→ Requirement: Report how many lines of the material below contain the string "åtgärdsprogram". The reply is that number and no more.
***** Material provided *****
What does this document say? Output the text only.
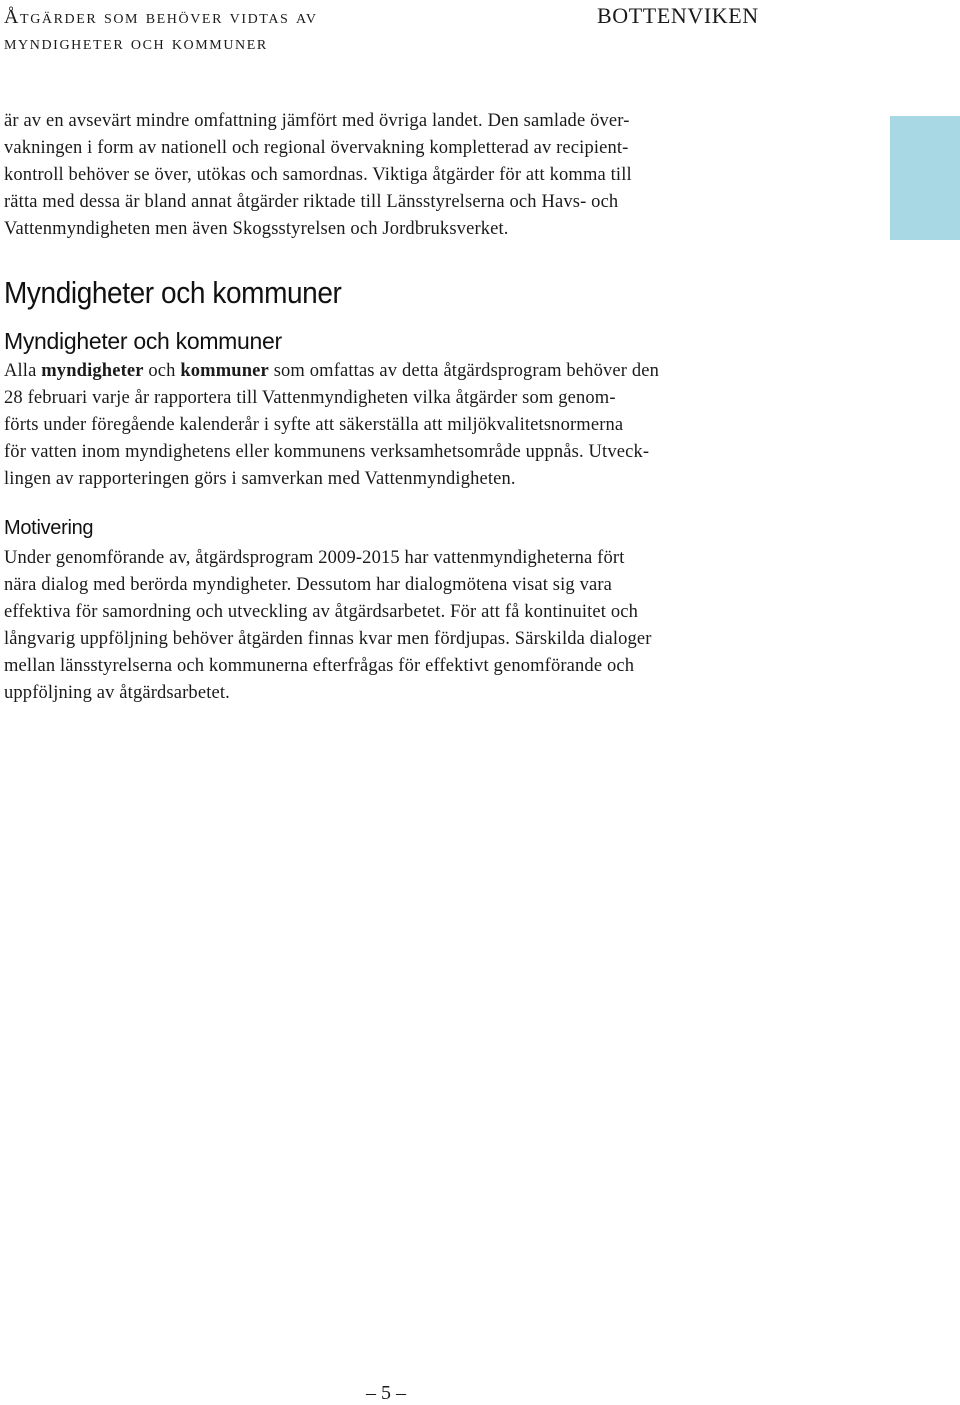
Åtgärder som behöver vidtas av
myndigheter och kommuner
BOTTENVIKEN

är av en avsevärt mindre omfattning jämfört med övriga landet. Den samlade över-
vakningen i form av nationell och regional övervakning kompletterad av recipient-
kontroll behöver se över, utökas och samordnas. Viktiga åtgärder för att komma till
rätta med dessa är bland annat åtgärder riktade till Länsstyrelserna och Havs- och
Vattenmyndigheten men även Skogsstyrelsen och Jordbruksverket.

Myndigheter och kommuner
Myndigheter och kommuner

Alla myndigheter och kommuner som omfattas av detta åtgärdsprogram behöver den
28 februari varje år rapportera till Vattenmyndigheten vilka åtgärder som genom-
förts under föregående kalenderår i syfte att säkerställa att miljökvalitetsnormerna
för vatten inom myndighetens eller kommunens verksamhetsområde uppnås. Utveck-
lingen av rapporteringen görs i samverkan med Vattenmyndigheten.

Motivering

Under genomförande av, åtgärdsprogram 2009-2015 har vattenmyndigheterna fört
nära dialog med berörda myndigheter. Dessutom har dialogmötena visat sig vara
effektiva för samordning och utveckling av åtgärdsarbetet. För att få kontinuitet och
långvarig uppföljning behöver åtgärden finnas kvar men fördjupas. Särskilda dialoger
mellan länsstyrelserna och kommunerna efterfrågas för effektivt genomförande och
uppföljning av åtgärdsarbetet.

– 5 –
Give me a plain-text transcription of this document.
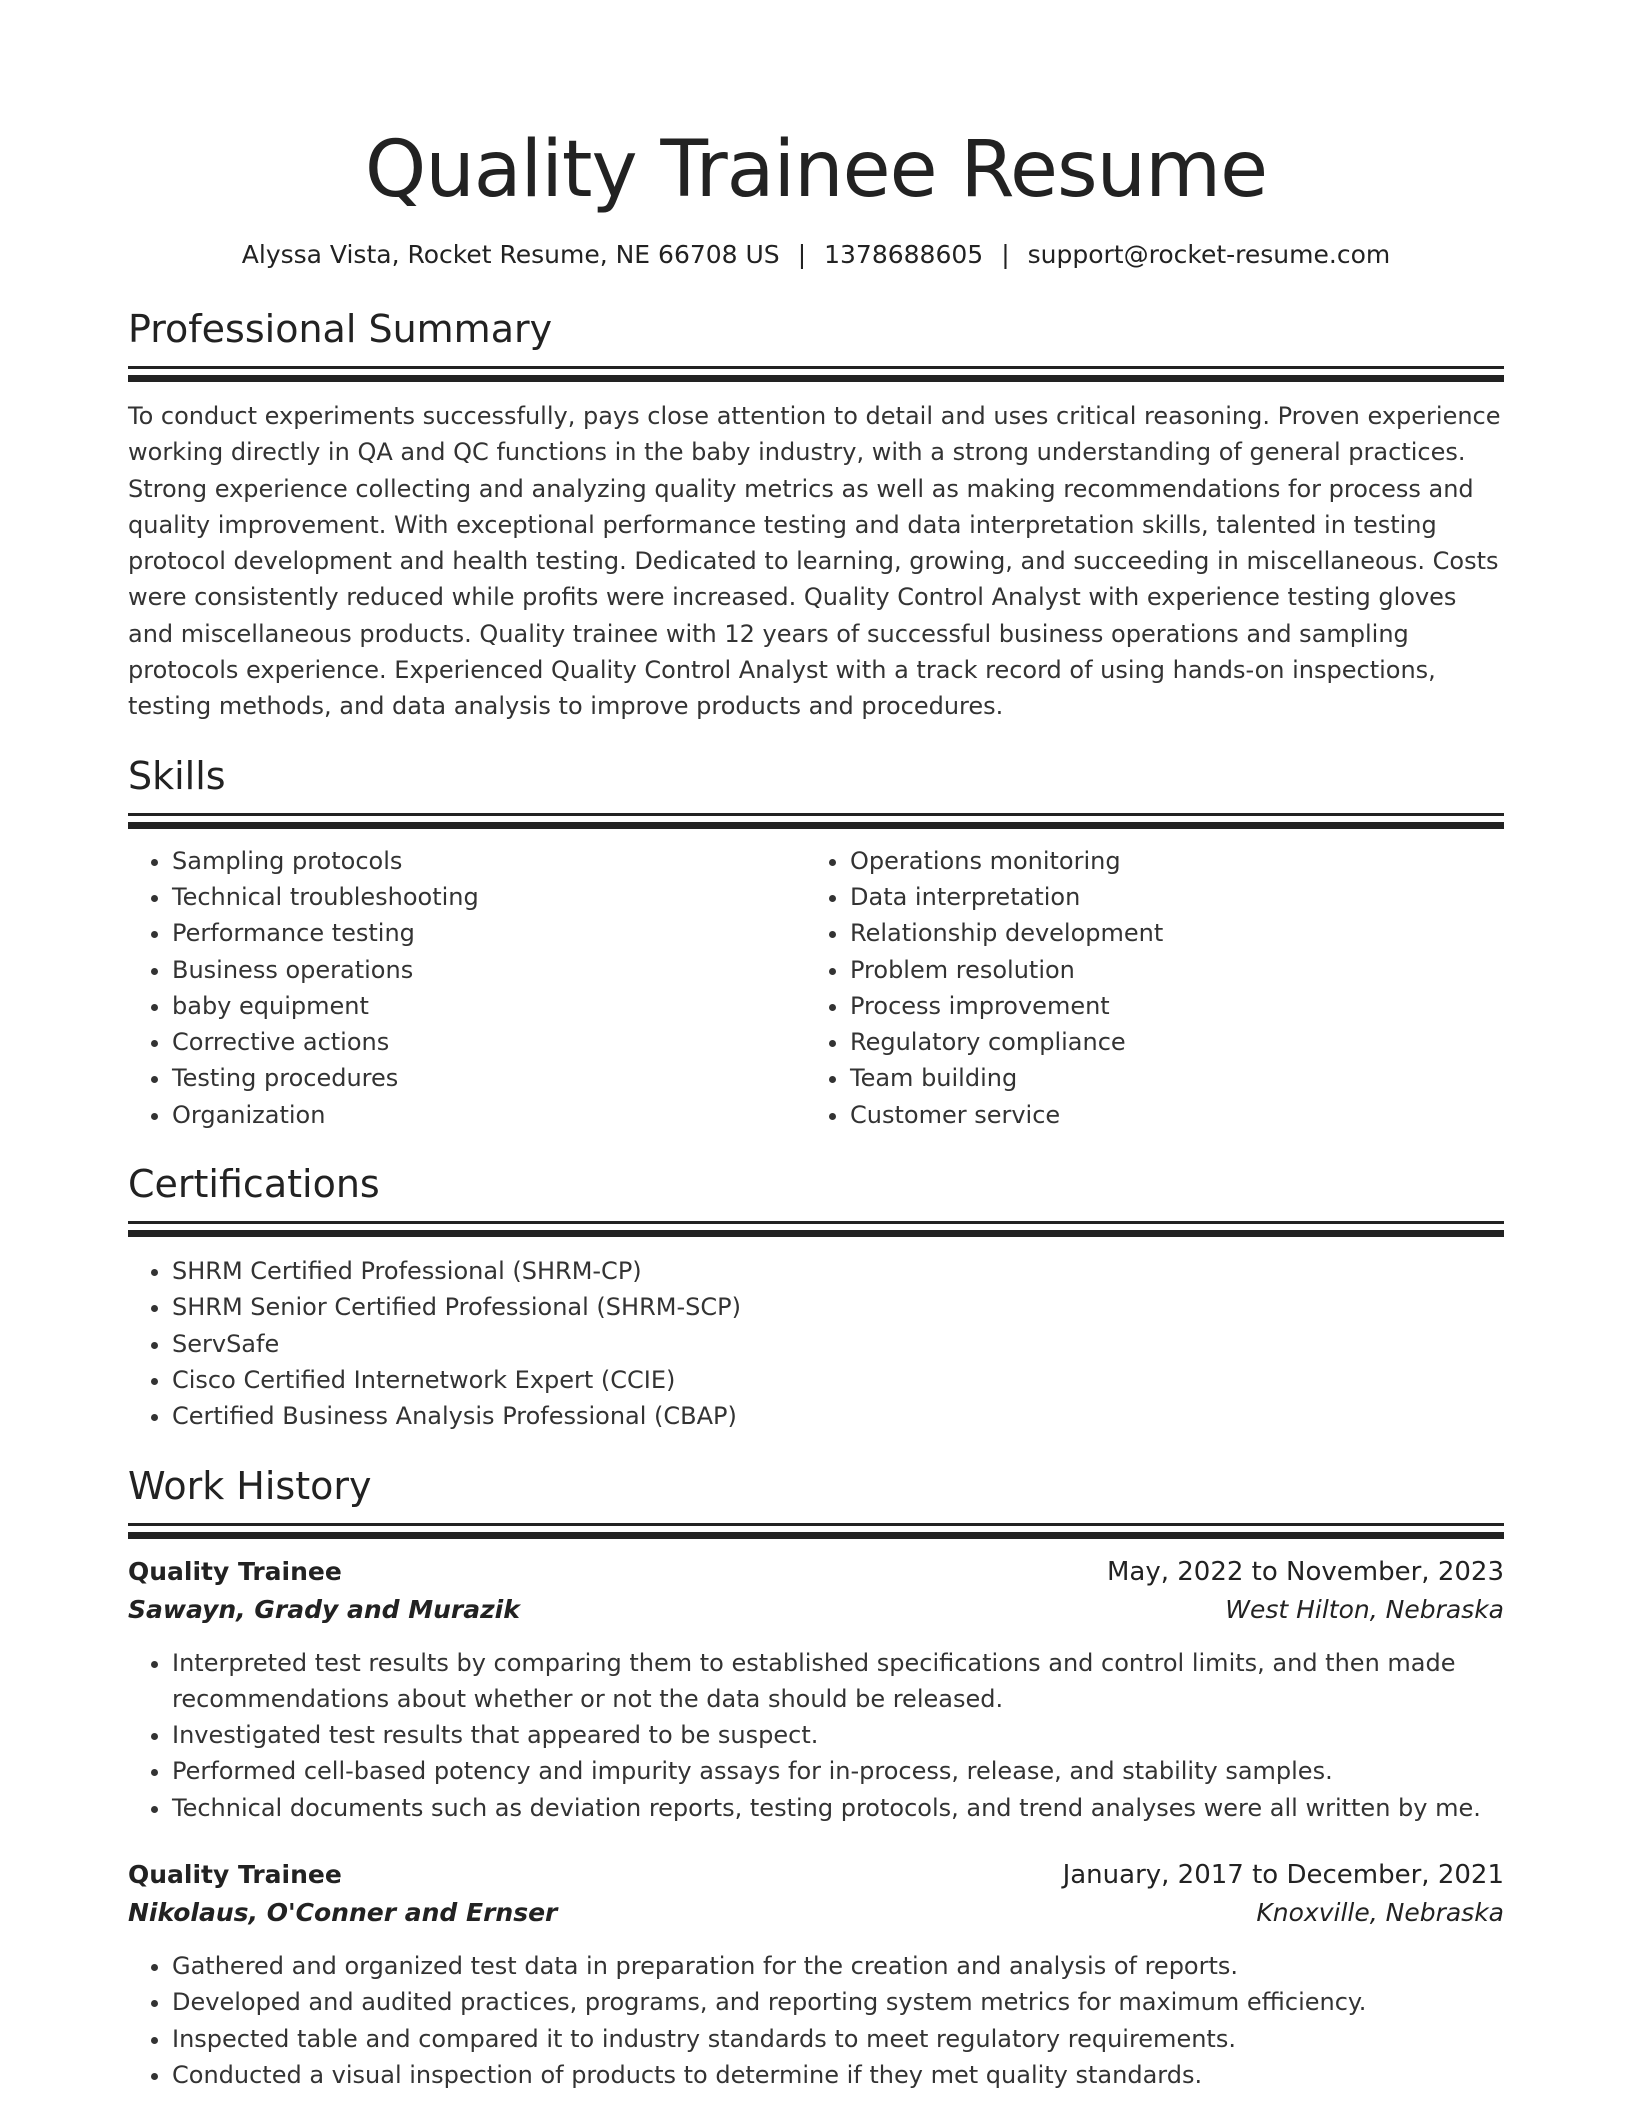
Quality Trainee Resume
Alyssa Vista, Rocket Resume, NE 66708 US | 1378688605 | support@rocket-resume.com
Professional Summary

To conduct experiments successfully, pays close attention to detail and uses critical reasoning. Proven experience working directly in QA and QC functions in the baby industry, with a strong understanding of general practices. Strong experience collecting and analyzing quality metrics as well as making recommendations for process and quality improvement. With exceptional performance testing and data interpretation skills, talented in testing protocol development and health testing. Dedicated to learning, growing, and succeeding in miscellaneous. Costs were consistently reduced while profits were increased. Quality Control Analyst with experience testing gloves and miscellaneous products. Quality trainee with 12 years of successful business operations and sampling protocols experience. Experienced Quality Control Analyst with a track record of using hands-on inspections, testing methods, and data analysis to improve products and procedures.

Skills
• Sampling protocols
• Technical troubleshooting
• Performance testing
• Business operations
• baby equipment
• Corrective actions
• Testing procedures
• Organization
• Operations monitoring
• Data interpretation
• Relationship development
• Problem resolution
• Process improvement
• Regulatory compliance
• Team building
• Customer service
Certifications
• SHRM Certified Professional (SHRM-CP)
• SHRM Senior Certified Professional (SHRM-SCP)
• ServSafe
• Cisco Certified Internetwork Expert (CCIE)
• Certified Business Analysis Professional (CBAP)
Work History
Quality Trainee	May, 2022 to November, 2023
Sawayn, Grady and Murazik	West Hilton, Nebraska
• Interpreted test results by comparing them to established specifications and control limits, and then made recommendations about whether or not the data should be released.
• Investigated test results that appeared to be suspect.
• Performed cell-based potency and impurity assays for in-process, release, and stability samples.
• Technical documents such as deviation reports, testing protocols, and trend analyses were all written by me.
Quality Trainee	January, 2017 to December, 2021
Nikolaus, O'Conner and Ernser	Knoxville, Nebraska
• Gathered and organized test data in preparation for the creation and analysis of reports.
• Developed and audited practices, programs, and reporting system metrics for maximum efficiency.
• Inspected table and compared it to industry standards to meet regulatory requirements.
• Conducted a visual inspection of products to determine if they met quality standards.
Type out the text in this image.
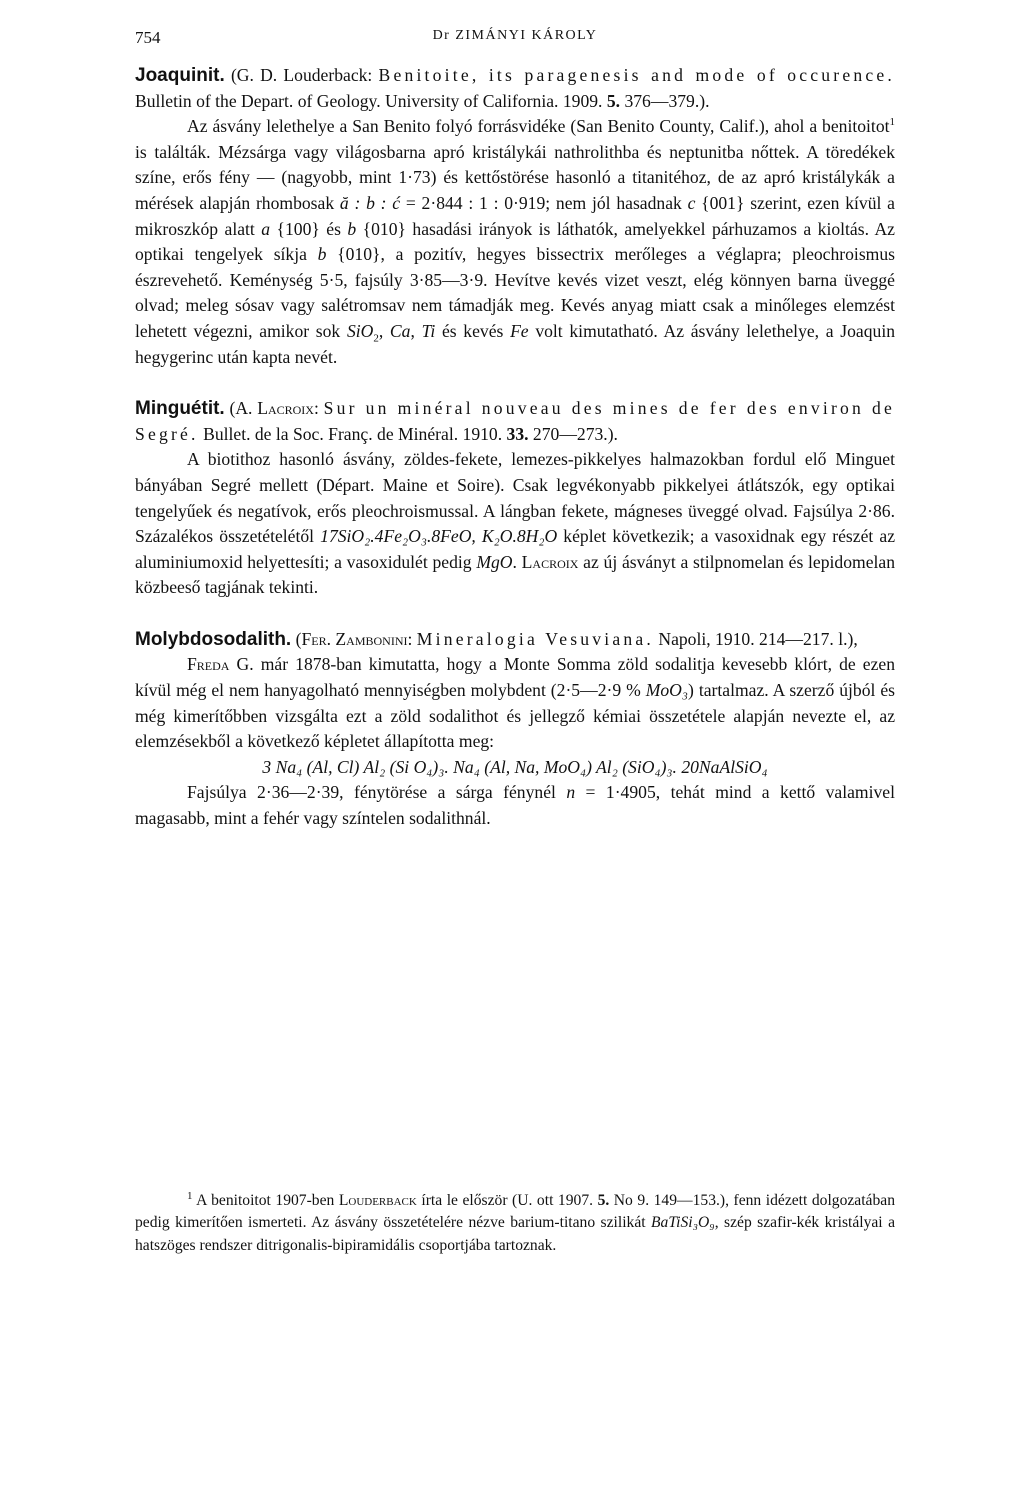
754	Dr ZIMÁNYI KÁROLY

Joaquinit. (G. D. Louderback: Benitoite, its paragenesis and mode of occurence. Bulletin of the Depart. of Geology. University of California. 1909. 5. 376—379.).

Az ásvány lelethelye a San Benito folyó forrásvidéke (San Benito County, Calif.), ahol a benitoitot$^1$ is találták. Mézsárga vagy világosbarna apró kristálykái nathrolithba és neptunitba nőttek. A töredékek színe, erős fény — (nagyobb, mint 1·73) és kettőstörése hasonló a titanitéhoz, de az apró kristálykák a mérések alapján rhombosak ă : b : ć = 2·844 : 1 : 0·919; nem jól hasadnak c {001} szerint, ezen kívül a mikroszkóp alatt a {100} és b {010} hasadási irányok is láthatók, amelyekkel párhuzamos a kioltás. Az optikai tengelyek síkja b {010}, a pozitív, hegyes bissectrix merőleges a véglapra; pleochroismus észrevehető. Keménység 5·5, fajsúly 3·85—3·9. Hevítve kevés vizet veszt, elég könnyen barna üveggé olvad; meleg sósav vagy salétromsav nem támadják meg. Kevés anyag miatt csak a minőleges elemzést lehetett végezni, amikor sok SiO$_2$, Ca, Ti és kevés Fe volt kimutatható. Az ásvány lelethelye, a Joaquin hegygerinc után kapta nevét.

Minguétit. (A. Lacroix: Sur un minéral nouveau des mines de fer des environ de Segré. Bullet. de la Soc. Franç. de Minéral. 1910. 33. 270—273.).

A biotithoz hasonló ásvány, zöldes-fekete, lemezes-pikkelyes halmazokban fordul elő Minguet bányában Segré mellett (Départ. Maine et Soire). Csak legvékonyabb pikkelyei átlátszók, egy optikai tengelyűek és negatívok, erős pleochroismussal. A lángban fekete, mágneses üveggé olvad. Fajsúlya 2·86. Százalékos összetételétől 17SiO₂.4Fe₂O₃.8FeO, K₂O.8H₂O képlet következik; a vasoxidnak egy részét az aluminiumoxid helyettesíti; a vasoxidulét pedig MgO. Lacroix az új ásványt a stilpnomelan és lepidomelan közbeeső tagjának tekinti.

Molybdosodalith. (Fer. Zambonini: Mineralogia Vesuviana. Napoli, 1910. 214—217. l.),

Freda G. már 1878-ban kimutatta, hogy a Monte Somma zöld sodalitja kevesebb klórt, de ezen kívül még el nem hanyagolható mennyiségben molybdent (2·5—2·9 % MoO₃) tartalmaz. A szerző újból és még kimerítőbben vizsgálta ezt a zöld sodalithot és jellegző kémiai összetétele alapján nevezte el, az elemzésekből a következő képletet állapította meg:

3 Na₄ (Al, Cl) Al₂ (Si O₄)₃. Na₄ (Al, Na, MoO₄) Al₂ (SiO₄)₃. 20NaAlSiO₄

Fajsúlya 2·36—2·39, fénytörése a sárga fénynél n = 1·4905, tehát mind a kettő valamivel magasabb, mint a fehér vagy színtelen sodalithnál.

$^1$ A benitoitot 1907-ben Louderback írta le először (U. ott 1907. 5. No 9. 149—153.), fenn idézett dolgozatában pedig kimerítően ismerteti. Az ásvány összetételére nézve barium-titano szilikát BaTiSi₃O₉, szép szafir-kék kristályai a hatszöges rendszer ditrigonalis-bipiramidális csoportjába tartoznak.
*****
→ Output: 2